*Set exercise*. Type out every line below exactly as it reads.
>> begin Task data
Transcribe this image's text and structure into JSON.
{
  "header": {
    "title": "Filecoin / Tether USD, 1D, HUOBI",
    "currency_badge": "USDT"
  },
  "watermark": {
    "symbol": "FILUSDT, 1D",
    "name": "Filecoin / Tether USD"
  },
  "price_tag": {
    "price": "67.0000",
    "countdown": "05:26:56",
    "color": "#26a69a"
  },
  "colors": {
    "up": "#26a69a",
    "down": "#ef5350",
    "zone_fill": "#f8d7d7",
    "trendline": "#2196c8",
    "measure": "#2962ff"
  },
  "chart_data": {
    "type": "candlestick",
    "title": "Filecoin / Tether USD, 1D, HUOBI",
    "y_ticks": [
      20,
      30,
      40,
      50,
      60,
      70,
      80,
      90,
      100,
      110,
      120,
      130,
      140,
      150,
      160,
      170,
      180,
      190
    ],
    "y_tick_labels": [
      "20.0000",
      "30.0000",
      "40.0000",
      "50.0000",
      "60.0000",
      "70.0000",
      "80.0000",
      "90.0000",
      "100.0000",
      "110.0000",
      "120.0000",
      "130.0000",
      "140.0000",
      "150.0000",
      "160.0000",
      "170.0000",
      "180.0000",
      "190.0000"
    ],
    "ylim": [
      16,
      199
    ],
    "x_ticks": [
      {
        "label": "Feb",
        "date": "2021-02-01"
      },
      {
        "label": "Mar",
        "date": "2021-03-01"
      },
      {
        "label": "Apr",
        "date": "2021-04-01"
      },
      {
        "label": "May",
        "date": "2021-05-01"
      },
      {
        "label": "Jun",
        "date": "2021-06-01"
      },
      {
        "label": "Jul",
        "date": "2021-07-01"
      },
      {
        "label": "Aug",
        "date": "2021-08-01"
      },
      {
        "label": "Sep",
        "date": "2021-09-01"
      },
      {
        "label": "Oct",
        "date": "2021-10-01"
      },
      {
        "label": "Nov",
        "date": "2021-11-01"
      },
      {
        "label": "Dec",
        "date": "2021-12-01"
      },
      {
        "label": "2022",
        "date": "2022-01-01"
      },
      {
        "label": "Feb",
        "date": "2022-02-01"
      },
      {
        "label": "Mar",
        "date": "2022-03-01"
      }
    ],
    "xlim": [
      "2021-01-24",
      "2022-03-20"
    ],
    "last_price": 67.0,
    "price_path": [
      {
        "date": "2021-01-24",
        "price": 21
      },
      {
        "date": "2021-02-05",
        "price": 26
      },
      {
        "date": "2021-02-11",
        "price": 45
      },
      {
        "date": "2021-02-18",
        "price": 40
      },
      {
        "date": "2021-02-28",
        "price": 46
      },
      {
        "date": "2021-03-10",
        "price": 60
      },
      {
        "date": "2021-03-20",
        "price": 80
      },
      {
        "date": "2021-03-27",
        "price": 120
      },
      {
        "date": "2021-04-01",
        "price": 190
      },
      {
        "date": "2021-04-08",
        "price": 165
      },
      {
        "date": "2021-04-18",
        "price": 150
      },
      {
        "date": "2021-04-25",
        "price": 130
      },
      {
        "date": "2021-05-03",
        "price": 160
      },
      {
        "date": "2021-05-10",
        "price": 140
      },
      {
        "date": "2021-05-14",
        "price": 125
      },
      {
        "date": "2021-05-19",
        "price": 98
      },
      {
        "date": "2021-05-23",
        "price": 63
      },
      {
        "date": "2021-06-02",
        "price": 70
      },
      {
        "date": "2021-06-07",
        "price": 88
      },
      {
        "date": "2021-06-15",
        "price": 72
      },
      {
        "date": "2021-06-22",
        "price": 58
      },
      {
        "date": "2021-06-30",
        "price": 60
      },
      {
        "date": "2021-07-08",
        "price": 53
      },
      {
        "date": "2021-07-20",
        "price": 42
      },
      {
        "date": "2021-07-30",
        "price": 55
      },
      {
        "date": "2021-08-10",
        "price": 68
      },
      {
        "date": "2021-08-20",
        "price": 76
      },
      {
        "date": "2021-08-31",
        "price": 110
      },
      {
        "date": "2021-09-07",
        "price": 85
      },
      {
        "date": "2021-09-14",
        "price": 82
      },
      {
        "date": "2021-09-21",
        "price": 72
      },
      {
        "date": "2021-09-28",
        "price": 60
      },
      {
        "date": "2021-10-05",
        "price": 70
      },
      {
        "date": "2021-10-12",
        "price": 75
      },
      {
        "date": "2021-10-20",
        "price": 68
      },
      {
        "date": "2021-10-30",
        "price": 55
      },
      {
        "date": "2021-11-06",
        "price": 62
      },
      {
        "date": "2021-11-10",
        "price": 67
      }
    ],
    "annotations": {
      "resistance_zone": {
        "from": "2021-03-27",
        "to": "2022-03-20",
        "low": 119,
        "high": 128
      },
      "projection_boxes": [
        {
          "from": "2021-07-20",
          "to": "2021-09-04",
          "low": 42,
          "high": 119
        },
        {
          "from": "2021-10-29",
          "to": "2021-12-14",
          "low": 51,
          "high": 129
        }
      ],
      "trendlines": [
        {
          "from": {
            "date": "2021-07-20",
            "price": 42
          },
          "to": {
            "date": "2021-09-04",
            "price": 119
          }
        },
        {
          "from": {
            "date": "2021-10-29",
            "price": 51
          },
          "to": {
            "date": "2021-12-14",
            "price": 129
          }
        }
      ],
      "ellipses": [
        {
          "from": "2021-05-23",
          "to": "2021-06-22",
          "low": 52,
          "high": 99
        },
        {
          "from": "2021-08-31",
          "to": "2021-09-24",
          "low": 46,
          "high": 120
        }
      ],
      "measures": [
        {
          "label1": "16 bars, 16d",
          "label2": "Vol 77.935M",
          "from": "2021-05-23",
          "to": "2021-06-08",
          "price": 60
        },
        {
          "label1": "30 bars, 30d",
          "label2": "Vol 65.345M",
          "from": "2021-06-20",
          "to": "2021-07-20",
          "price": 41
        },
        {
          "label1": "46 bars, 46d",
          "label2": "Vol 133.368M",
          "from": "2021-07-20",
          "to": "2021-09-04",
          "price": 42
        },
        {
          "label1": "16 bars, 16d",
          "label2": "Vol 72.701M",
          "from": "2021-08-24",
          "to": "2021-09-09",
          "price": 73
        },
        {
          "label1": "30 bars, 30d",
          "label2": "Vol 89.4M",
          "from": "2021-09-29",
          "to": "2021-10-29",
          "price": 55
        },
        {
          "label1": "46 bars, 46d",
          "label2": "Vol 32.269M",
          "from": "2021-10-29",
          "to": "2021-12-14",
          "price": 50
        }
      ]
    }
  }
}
>> end Task data
*Result*.
Transcribe this image's text and structure into JSON.
{
  "header": {
    "title": "Filecoin / Tether USD, 1D, HUOBI",
    "currency_badge": "USDT"
  },
  "watermark": {
    "symbol": "FILUSDT, 1D",
    "name": "Filecoin / Tether USD"
  },
  "price_tag": {
    "price": "67.0000",
    "countdown": "05:26:56",
    "color": "#26a69a"
  },
  "colors": {
    "up": "#26a69a",
    "down": "#ef5350",
    "zone_fill": "#f8d7d7",
    "trendline": "#2196c8",
    "measure": "#2962ff"
  },
  "chart_data": {
    "type": "candlestick",
    "title": "Filecoin / Tether USD, 1D, HUOBI",
    "y_ticks": [
      20,
      30,
      40,
      50,
      60,
      70,
      80,
      90,
      100,
      110,
      120,
      130,
      140,
      150,
      160,
      170,
      180,
      190
    ],
    "y_tick_labels": [
      "20.0000",
      "30.0000",
      "40.0000",
      "50.0000",
      "60.0000",
      "70.0000",
      "80.0000",
      "90.0000",
      "100.0000",
      "110.0000",
      "120.0000",
      "130.0000",
      "140.0000",
      "150.0000",
      "160.0000",
      "170.0000",
      "180.0000",
      "190.0000"
    ],
    "ylim": [
      16,
      199
    ],
    "x_ticks": [
      {
        "label": "Feb",
        "date": "2021-02-01"
      },
      {
        "label": "Mar",
        "date": "2021-03-01"
      },
      {
        "label": "Apr",
        "date": "2021-04-01"
      },
      {
        "label": "May",
        "date": "2021-05-01"
      },
      {
        "label": "Jun",
        "date": "2021-06-01"
      },
      {
        "label": "Jul",
        "date": "2021-07-01"
      },
      {
        "label": "Aug",
        "date": "2021-08-01"
      },
      {
        "label": "Sep",
        "date": "2021-09-01"
      },
      {
        "label": "Oct",
        "date": "2021-10-01"
      },
      {
        "label": "Nov",
        "date": "2021-11-01"
      },
      {
        "label": "Dec",
        "date": "2021-12-01"
      },
      {
        "label": "2022",
        "date": "2022-01-01"
      },
      {
        "label": "Feb",
        "date": "2022-02-01"
      },
      {
        "label": "Mar",
        "date": "2022-03-01"
      }
    ],
    "xlim": [
      "2021-01-24",
      "2022-03-20"
    ],
    "last_price": 67.0,
    "price_path": [
      {
        "date": "2021-01-24",
        "price": 21
      },
      {
        "date": "2021-02-05",
        "price": 26
      },
      {
        "date": "2021-02-11",
        "price": 45
      },
      {
        "date": "2021-02-18",
        "price": 40
      },
      {
        "date": "2021-02-28",
        "price": 46
      },
      {
        "date": "2021-03-10",
        "price": 60
      },
      {
        "date": "2021-03-20",
        "price": 80
      },
      {
        "date": "2021-03-27",
        "price": 120
      },
      {
        "date": "2021-04-01",
        "price": 190
      },
      {
        "date": "2021-04-08",
        "price": 165
      },
      {
        "date": "2021-04-18",
        "price": 150
      },
      {
        "date": "2021-04-25",
        "price": 130
      },
      {
        "date": "2021-05-03",
        "price": 160
      },
      {
        "date": "2021-05-10",
        "price": 140
      },
      {
        "date": "2021-05-14",
        "price": 125
      },
      {
        "date": "2021-05-19",
        "price": 98
      },
      {
        "date": "2021-05-23",
        "price": 63
      },
      {
        "date": "2021-06-02",
        "price": 70
      },
      {
        "date": "2021-06-07",
        "price": 88
      },
      {
        "date": "2021-06-15",
        "price": 72
      },
      {
        "date": "2021-06-22",
        "price": 58
      },
      {
        "date": "2021-06-30",
        "price": 60
      },
      {
        "date": "2021-07-08",
        "price": 53
      },
      {
        "date": "2021-07-20",
        "price": 42
      },
      {
        "date": "2021-07-30",
        "price": 55
      },
      {
        "date": "2021-08-10",
        "price": 68
      },
      {
        "date": "2021-08-20",
        "price": 76
      },
      {
        "date": "2021-08-31",
        "price": 110
      },
      {
        "date": "2021-09-07",
        "price": 85
      },
      {
        "date": "2021-09-14",
        "price": 82
      },
      {
        "date": "2021-09-21",
        "price": 72
      },
      {
        "date": "2021-09-28",
        "price": 60
      },
      {
        "date": "2021-10-05",
        "price": 70
      },
      {
        "date": "2021-10-12",
        "price": 75
      },
      {
        "date": "2021-10-20",
        "price": 68
      },
      {
        "date": "2021-10-30",
        "price": 55
      },
      {
        "date": "2021-11-06",
        "price": 62
      },
      {
        "date": "2021-11-10",
        "price": 67
      }
    ],
    "annotations": {
      "resistance_zone": {
        "from": "2021-03-27",
        "to": "2022-03-20",
        "low": 119,
        "high": 128
      },
      "projection_boxes": [
        {
          "from": "2021-07-20",
          "to": "2021-09-04",
          "low": 42,
          "high": 119
        },
        {
          "from": "2021-10-29",
          "to": "2021-12-14",
          "low": 51,
          "high": 129
        }
      ],
      "trendlines": [
        {
          "from": {
            "date": "2021-07-20",
            "price": 42
          },
          "to": {
            "date": "2021-09-04",
            "price": 119
          }
        },
        {
          "from": {
            "date": "2021-10-29",
            "price": 51
          },
          "to": {
            "date": "2021-12-14",
            "price": 129
          }
        }
      ],
      "ellipses": [
        {
          "from": "2021-05-23",
          "to": "2021-06-22",
          "low": 52,
          "high": 99
        },
        {
          "from": "2021-08-31",
          "to": "2021-09-24",
          "low": 46,
          "high": 120
        }
      ],
      "measures": [
        {
          "label1": "16 bars, 16d",
          "label2": "Vol 77.935M",
          "from": "2021-05-23",
          "to": "2021-06-08",
          "price": 60
        },
        {
          "label1": "30 bars, 30d",
          "label2": "Vol 65.345M",
          "from": "2021-06-20",
          "to": "2021-07-20",
          "price": 41
        },
        {
          "label1": "46 bars, 46d",
          "label2": "Vol 133.368M",
          "from": "2021-07-20",
          "to": "2021-09-04",
          "price": 42
        },
        {
          "label1": "16 bars, 16d",
          "label2": "Vol 72.701M",
          "from": "2021-08-24",
          "to": "2021-09-09",
          "price": 73
        },
        {
          "label1": "30 bars, 30d",
          "label2": "Vol 89.4M",
          "from": "2021-09-29",
          "to": "2021-10-29",
          "price": 55
        },
        {
          "label1": "46 bars, 46d",
          "label2": "Vol 32.269M",
          "from": "2021-10-29",
          "to": "2021-12-14",
          "price": 50
        }
      ]
    }
  }
}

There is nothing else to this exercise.